Goal: Each entry below should be reproduced character for character.

────

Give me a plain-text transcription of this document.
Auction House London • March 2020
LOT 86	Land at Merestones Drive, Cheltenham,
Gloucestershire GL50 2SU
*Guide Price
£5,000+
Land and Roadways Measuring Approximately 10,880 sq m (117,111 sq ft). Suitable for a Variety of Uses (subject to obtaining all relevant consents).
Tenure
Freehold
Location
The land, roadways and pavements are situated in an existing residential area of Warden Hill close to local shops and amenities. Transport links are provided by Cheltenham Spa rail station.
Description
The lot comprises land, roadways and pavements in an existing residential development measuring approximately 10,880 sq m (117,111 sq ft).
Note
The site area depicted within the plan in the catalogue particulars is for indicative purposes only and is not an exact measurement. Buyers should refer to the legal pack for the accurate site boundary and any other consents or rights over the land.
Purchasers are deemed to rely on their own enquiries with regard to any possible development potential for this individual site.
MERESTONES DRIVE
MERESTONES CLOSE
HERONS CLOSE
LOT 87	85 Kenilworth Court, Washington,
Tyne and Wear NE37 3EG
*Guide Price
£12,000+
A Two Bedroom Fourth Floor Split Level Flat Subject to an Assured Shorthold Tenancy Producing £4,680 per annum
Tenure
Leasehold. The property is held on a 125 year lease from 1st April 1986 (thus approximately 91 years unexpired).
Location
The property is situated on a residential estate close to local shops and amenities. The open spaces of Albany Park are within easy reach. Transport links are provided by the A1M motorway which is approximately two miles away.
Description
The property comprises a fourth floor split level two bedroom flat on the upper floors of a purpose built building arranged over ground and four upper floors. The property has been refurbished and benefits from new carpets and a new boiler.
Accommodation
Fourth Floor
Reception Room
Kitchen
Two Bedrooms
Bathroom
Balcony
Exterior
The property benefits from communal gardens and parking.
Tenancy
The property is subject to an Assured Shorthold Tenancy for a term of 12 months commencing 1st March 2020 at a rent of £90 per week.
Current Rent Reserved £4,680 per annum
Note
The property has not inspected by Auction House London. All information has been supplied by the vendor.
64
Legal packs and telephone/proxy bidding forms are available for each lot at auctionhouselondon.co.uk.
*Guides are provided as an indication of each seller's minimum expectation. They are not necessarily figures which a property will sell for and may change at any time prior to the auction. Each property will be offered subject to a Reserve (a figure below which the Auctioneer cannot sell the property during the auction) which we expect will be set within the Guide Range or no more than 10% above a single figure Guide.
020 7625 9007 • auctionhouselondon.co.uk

────

Solution to this exercise:
Give me a plain-text transcription of this document.
Auction House London • March 2020
LOT 86	Land at Merestones Drive, Cheltenham,
Gloucestershire GL50 2SU
*Guide Price
£5,000+
Land and Roadways Measuring Approximately 10,880 sq m (117,111 sq ft). Suitable for a Variety of Uses (subject to obtaining all relevant consents).
Tenure
Freehold
Location
The land, roadways and pavements are situated in an existing residential area of Warden Hill close to local shops and amenities. Transport links are provided by Cheltenham Spa rail station.
Description
The lot comprises land, roadways and pavements in an existing residential development measuring approximately 10,880 sq m (117,111 sq ft).
Note
The site area depicted within the plan in the catalogue particulars is for indicative purposes only and is not an exact measurement. Buyers should refer to the legal pack for the accurate site boundary and any other consents or rights over the land.
Purchasers are deemed to rely on their own enquiries with regard to any possible development potential for this individual site.
MERESTONES DRIVE
MERESTONES CLOSE
HERONS CLOSE
LOT 87	85 Kenilworth Court, Washington,
Tyne and Wear NE37 3EG
*Guide Price
£12,000+
A Two Bedroom Fourth Floor Split Level Flat Subject to an Assured Shorthold Tenancy Producing £4,680 per annum
Tenure
Leasehold. The property is held on a 125 year lease from 1st April 1986 (thus approximately 91 years unexpired).
Location
The property is situated on a residential estate close to local shops and amenities. The open spaces of Albany Park are within easy reach. Transport links are provided by the A1M motorway which is approximately two miles away.
Description
The property comprises a fourth floor split level two bedroom flat on the upper floors of a purpose built building arranged over ground and four upper floors. The property has been refurbished and benefits from new carpets and a new boiler.
Accommodation
Fourth Floor
Reception Room
Kitchen
Two Bedrooms
Bathroom
Balcony
Exterior
The property benefits from communal gardens and parking.
Tenancy
The property is subject to an Assured Shorthold Tenancy for a term of 12 months commencing 1st March 2020 at a rent of £90 per week.
Current Rent Reserved £4,680 per annum
Note
The property has not inspected by Auction House London. All information has been supplied by the vendor.
64
Legal packs and telephone/proxy bidding forms are available for each lot at auctionhouselondon.co.uk.
*Guides are provided as an indication of each seller's minimum expectation. They are not necessarily figures which a property will sell for and may change at any time prior to the auction. Each property will be offered subject to a Reserve (a figure below which the Auctioneer cannot sell the property during the auction) which we expect will be set within the Guide Range or no more than 10% above a single figure Guide.
020 7625 9007 • auctionhouselondon.co.uk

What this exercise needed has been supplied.